OBJECTIVE: Images should be left out, and everything else in the listing reproduced exactly.

RECORD EXCERPTS:
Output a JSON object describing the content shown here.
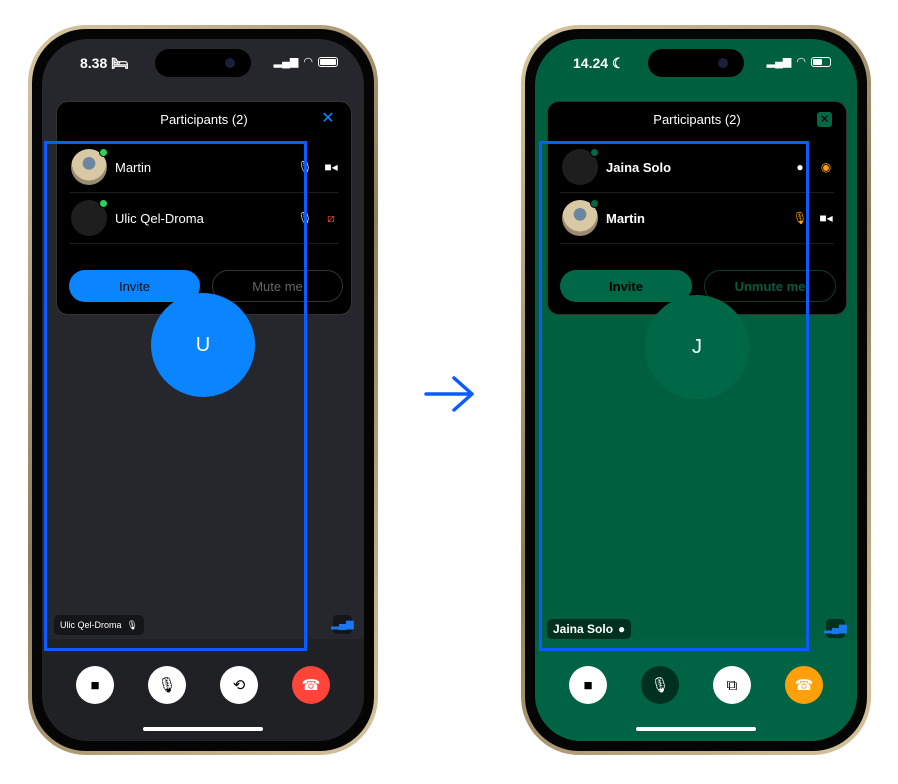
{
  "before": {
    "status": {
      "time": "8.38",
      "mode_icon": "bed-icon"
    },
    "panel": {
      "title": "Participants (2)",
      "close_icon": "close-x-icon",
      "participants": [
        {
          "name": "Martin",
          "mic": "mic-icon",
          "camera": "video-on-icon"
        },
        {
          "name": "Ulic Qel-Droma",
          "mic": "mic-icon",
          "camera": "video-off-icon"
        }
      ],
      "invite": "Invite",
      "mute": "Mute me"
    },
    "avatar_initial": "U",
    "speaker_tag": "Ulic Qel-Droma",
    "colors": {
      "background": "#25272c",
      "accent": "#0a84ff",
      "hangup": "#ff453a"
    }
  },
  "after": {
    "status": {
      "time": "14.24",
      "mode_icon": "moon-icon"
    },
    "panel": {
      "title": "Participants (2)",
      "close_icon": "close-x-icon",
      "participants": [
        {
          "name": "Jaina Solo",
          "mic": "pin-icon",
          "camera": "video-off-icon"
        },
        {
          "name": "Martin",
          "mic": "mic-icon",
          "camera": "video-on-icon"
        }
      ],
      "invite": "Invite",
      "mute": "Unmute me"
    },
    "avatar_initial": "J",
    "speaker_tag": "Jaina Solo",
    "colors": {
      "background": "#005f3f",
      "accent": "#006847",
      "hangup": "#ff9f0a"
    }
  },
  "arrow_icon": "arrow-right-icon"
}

TASK SOLUTION:
Output a JSON object describing the content shown here.
{
  "before": {
    "status": {
      "time": "8.38",
      "mode_icon": "bed-icon"
    },
    "panel": {
      "title": "Participants (2)",
      "close_icon": "close-x-icon",
      "participants": [
        {
          "name": "Martin",
          "mic": "mic-icon",
          "camera": "video-on-icon"
        },
        {
          "name": "Ulic Qel-Droma",
          "mic": "mic-icon",
          "camera": "video-off-icon"
        }
      ],
      "invite": "Invite",
      "mute": "Mute me"
    },
    "avatar_initial": "U",
    "speaker_tag": "Ulic Qel-Droma",
    "colors": {
      "background": "#25272c",
      "accent": "#0a84ff",
      "hangup": "#ff453a"
    }
  },
  "after": {
    "status": {
      "time": "14.24",
      "mode_icon": "moon-icon"
    },
    "panel": {
      "title": "Participants (2)",
      "close_icon": "close-x-icon",
      "participants": [
        {
          "name": "Jaina Solo",
          "mic": "pin-icon",
          "camera": "video-off-icon"
        },
        {
          "name": "Martin",
          "mic": "mic-icon",
          "camera": "video-on-icon"
        }
      ],
      "invite": "Invite",
      "mute": "Unmute me"
    },
    "avatar_initial": "J",
    "speaker_tag": "Jaina Solo",
    "colors": {
      "background": "#005f3f",
      "accent": "#006847",
      "hangup": "#ff9f0a"
    }
  },
  "arrow_icon": "arrow-right-icon"
}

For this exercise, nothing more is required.